Wherever the word "subsidies" appears in the entries, copy the whole line.
#### SUPPLIED DATA ####
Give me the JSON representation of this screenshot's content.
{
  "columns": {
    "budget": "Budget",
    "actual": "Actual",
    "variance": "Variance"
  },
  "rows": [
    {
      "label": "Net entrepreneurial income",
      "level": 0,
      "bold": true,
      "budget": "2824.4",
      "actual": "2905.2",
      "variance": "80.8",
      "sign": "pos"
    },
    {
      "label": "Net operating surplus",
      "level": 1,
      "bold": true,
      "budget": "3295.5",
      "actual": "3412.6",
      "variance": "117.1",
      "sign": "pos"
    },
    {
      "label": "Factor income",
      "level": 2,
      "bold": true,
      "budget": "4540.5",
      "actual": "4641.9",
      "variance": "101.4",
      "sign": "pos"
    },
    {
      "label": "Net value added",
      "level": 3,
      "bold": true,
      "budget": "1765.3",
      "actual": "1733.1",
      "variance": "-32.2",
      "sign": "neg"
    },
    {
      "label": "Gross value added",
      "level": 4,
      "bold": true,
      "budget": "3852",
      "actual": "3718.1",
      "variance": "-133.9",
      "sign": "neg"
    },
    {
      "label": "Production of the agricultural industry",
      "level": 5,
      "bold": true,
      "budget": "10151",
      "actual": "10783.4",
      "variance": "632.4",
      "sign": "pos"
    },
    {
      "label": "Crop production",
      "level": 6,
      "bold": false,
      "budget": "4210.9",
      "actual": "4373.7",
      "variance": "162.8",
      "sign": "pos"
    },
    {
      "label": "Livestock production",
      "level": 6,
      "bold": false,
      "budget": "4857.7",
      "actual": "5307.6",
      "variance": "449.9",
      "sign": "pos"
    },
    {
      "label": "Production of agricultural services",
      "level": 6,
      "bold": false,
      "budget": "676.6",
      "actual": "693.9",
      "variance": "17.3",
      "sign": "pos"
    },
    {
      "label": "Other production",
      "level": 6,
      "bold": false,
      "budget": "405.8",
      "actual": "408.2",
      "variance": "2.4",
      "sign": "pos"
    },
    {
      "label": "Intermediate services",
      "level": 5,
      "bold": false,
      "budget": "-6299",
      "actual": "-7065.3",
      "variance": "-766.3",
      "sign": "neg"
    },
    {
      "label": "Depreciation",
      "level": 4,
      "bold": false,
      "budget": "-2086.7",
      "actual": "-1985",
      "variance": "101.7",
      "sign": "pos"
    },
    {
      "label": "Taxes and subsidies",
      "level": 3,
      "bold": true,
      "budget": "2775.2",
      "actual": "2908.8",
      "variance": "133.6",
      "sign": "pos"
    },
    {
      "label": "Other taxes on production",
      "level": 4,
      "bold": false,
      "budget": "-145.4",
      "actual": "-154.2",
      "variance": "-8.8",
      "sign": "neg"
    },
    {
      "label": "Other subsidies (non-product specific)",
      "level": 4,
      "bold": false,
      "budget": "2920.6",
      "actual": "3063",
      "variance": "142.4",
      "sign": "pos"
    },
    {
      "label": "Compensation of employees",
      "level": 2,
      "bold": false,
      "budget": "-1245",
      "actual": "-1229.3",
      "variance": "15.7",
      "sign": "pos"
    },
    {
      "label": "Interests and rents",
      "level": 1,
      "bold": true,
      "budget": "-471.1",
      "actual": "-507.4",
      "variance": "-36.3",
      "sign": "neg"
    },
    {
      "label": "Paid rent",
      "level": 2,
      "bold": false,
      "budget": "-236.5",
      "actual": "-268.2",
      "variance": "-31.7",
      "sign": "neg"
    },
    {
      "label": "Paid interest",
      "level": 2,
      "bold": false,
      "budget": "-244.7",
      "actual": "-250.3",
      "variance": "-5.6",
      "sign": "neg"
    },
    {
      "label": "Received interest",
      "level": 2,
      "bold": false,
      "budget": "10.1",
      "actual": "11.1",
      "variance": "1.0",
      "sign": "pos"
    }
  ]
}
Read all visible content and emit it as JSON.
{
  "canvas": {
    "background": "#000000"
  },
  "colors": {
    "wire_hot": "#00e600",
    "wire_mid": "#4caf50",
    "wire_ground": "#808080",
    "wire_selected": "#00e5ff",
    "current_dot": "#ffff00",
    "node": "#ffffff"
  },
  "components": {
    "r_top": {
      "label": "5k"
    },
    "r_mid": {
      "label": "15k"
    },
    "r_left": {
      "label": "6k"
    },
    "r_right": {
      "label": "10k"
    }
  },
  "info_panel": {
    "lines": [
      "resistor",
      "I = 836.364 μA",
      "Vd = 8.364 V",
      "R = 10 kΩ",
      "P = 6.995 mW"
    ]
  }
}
####
» **EXERCISE SOLUTION**
      "label": "Taxes and subsidies",
      "label": "Other subsidies (non-product specific)",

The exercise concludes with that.